- Problem description -
Print the entire listing. Each line must match the original exactly.

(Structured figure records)
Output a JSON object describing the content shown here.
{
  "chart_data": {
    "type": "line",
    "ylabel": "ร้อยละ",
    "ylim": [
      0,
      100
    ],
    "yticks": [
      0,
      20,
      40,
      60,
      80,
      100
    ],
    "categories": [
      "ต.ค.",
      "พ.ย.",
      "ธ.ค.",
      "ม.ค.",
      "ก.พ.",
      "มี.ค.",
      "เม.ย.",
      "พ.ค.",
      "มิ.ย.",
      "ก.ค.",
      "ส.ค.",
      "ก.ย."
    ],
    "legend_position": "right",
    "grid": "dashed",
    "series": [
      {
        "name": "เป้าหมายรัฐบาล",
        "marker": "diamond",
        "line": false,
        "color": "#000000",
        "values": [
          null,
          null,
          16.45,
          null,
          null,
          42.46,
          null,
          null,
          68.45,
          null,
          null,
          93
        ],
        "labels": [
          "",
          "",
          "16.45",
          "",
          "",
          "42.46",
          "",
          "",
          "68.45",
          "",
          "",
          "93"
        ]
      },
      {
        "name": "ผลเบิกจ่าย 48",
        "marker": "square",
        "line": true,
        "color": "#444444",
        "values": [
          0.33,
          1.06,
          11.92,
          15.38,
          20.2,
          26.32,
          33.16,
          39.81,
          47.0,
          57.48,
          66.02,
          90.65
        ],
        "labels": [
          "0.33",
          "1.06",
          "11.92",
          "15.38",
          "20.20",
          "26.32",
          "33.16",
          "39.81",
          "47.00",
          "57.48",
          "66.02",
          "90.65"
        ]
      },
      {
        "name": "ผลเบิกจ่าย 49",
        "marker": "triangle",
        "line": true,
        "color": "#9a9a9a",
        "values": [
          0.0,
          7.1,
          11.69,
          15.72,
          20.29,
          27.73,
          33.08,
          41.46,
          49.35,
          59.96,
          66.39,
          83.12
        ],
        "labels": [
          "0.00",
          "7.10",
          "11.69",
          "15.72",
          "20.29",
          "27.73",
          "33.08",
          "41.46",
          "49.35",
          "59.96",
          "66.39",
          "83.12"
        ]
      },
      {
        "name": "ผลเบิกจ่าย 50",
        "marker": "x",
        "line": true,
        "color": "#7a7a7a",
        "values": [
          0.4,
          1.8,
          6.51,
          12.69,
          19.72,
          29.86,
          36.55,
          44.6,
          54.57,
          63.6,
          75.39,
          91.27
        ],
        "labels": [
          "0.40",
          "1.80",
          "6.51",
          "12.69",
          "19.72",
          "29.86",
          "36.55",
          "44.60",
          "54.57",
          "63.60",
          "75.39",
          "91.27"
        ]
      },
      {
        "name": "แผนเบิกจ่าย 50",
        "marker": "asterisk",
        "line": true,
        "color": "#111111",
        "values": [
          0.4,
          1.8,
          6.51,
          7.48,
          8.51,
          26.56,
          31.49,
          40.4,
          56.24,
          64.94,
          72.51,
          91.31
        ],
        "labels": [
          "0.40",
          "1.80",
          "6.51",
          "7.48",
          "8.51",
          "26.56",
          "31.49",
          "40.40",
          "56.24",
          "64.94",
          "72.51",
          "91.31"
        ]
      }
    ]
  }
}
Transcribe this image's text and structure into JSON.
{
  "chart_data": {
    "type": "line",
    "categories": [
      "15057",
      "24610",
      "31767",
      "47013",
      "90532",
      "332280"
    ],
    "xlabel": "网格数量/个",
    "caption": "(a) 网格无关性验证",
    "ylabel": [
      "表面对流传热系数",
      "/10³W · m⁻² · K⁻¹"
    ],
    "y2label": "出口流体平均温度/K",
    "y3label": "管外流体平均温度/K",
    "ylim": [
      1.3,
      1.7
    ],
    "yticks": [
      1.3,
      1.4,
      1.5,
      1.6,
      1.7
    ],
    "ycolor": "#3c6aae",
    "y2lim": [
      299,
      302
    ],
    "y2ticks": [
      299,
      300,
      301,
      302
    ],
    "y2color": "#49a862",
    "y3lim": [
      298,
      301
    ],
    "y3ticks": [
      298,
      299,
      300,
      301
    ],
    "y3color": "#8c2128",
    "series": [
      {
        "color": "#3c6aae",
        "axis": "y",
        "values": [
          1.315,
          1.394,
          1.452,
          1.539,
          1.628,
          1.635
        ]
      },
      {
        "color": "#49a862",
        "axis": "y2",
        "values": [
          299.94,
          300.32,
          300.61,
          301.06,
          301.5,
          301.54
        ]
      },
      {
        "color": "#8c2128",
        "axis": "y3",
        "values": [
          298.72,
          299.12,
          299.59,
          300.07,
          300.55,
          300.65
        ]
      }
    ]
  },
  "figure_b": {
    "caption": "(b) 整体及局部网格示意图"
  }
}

- Task solution -
Output a JSON object describing the content shown here.
{
  "chart_data": {
    "type": "line",
    "ylabel": "ร้อยละ",
    "ylim": [
      0,
      100
    ],
    "yticks": [
      0,
      20,
      40,
      60,
      80,
      100
    ],
    "categories": [
      "ต.ค.",
      "พ.ย.",
      "ธ.ค.",
      "ม.ค.",
      "ก.พ.",
      "มี.ค.",
      "เม.ย.",
      "พ.ค.",
      "มิ.ย.",
      "ก.ค.",
      "ส.ค.",
      "ก.ย."
    ],
    "legend_position": "right",
    "grid": "dashed",
    "series": [
      {
        "name": "เป้าหมายรัฐบาล",
        "marker": "diamond",
        "line": false,
        "color": "#000000",
        "values": [
          null,
          null,
          16.45,
          null,
          null,
          42.46,
          null,
          null,
          68.45,
          null,
          null,
          93
        ],
        "labels": [
          "",
          "",
          "16.45",
          "",
          "",
          "42.46",
          "",
          "",
          "68.45",
          "",
          "",
          "93"
        ]
      },
      {
        "name": "ผลเบิกจ่าย 48",
        "marker": "square",
        "line": true,
        "color": "#444444",
        "values": [
          0.33,
          1.06,
          11.92,
          15.38,
          20.2,
          26.32,
          33.16,
          39.81,
          47.0,
          57.48,
          66.02,
          90.65
        ],
        "labels": [
          "0.33",
          "1.06",
          "11.92",
          "15.38",
          "20.20",
          "26.32",
          "33.16",
          "39.81",
          "47.00",
          "57.48",
          "66.02",
          "90.65"
        ]
      },
      {
        "name": "ผลเบิกจ่าย 49",
        "marker": "triangle",
        "line": true,
        "color": "#9a9a9a",
        "values": [
          0.0,
          7.1,
          11.69,
          15.72,
          20.29,
          27.73,
          33.08,
          41.46,
          49.35,
          59.96,
          66.39,
          83.12
        ],
        "labels": [
          "0.00",
          "7.10",
          "11.69",
          "15.72",
          "20.29",
          "27.73",
          "33.08",
          "41.46",
          "49.35",
          "59.96",
          "66.39",
          "83.12"
        ]
      },
      {
        "name": "ผลเบิกจ่าย 50",
        "marker": "x",
        "line": true,
        "color": "#7a7a7a",
        "values": [
          0.4,
          1.8,
          6.51,
          12.69,
          19.72,
          29.86,
          36.55,
          44.6,
          54.57,
          63.6,
          75.39,
          91.27
        ],
        "labels": [
          "0.40",
          "1.80",
          "6.51",
          "12.69",
          "19.72",
          "29.86",
          "36.55",
          "44.60",
          "54.57",
          "63.60",
          "75.39",
          "91.27"
        ]
      },
      {
        "name": "แผนเบิกจ่าย 50",
        "marker": "asterisk",
        "line": true,
        "color": "#111111",
        "values": [
          0.4,
          1.8,
          6.51,
          7.48,
          8.51,
          26.56,
          31.49,
          40.4,
          56.24,
          64.94,
          72.51,
          91.31
        ],
        "labels": [
          "0.40",
          "1.80",
          "6.51",
          "7.48",
          "8.51",
          "26.56",
          "31.49",
          "40.40",
          "56.24",
          "64.94",
          "72.51",
          "91.31"
        ]
      }
    ]
  }
}
Transcribe this image's text and structure into JSON.
{
  "chart_data": {
    "type": "line",
    "categories": [
      "15057",
      "24610",
      "31767",
      "47013",
      "90532",
      "332280"
    ],
    "xlabel": "网格数量/个",
    "caption": "(a) 网格无关性验证",
    "ylabel": [
      "表面对流传热系数",
      "/10³W · m⁻² · K⁻¹"
    ],
    "y2label": "出口流体平均温度/K",
    "y3label": "管外流体平均温度/K",
    "ylim": [
      1.3,
      1.7
    ],
    "yticks": [
      1.3,
      1.4,
      1.5,
      1.6,
      1.7
    ],
    "ycolor": "#3c6aae",
    "y2lim": [
      299,
      302
    ],
    "y2ticks": [
      299,
      300,
      301,
      302
    ],
    "y2color": "#49a862",
    "y3lim": [
      298,
      301
    ],
    "y3ticks": [
      298,
      299,
      300,
      301
    ],
    "y3color": "#8c2128",
    "series": [
      {
        "color": "#3c6aae",
        "axis": "y",
        "values": [
          1.315,
          1.394,
          1.452,
          1.539,
          1.628,
          1.635
        ]
      },
      {
        "color": "#49a862",
        "axis": "y2",
        "values": [
          299.94,
          300.32,
          300.61,
          301.06,
          301.5,
          301.54
        ]
      },
      {
        "color": "#8c2128",
        "axis": "y3",
        "values": [
          298.72,
          299.12,
          299.59,
          300.07,
          300.55,
          300.65
        ]
      }
    ]
  },
  "figure_b": {
    "caption": "(b) 整体及局部网格示意图"
  }
}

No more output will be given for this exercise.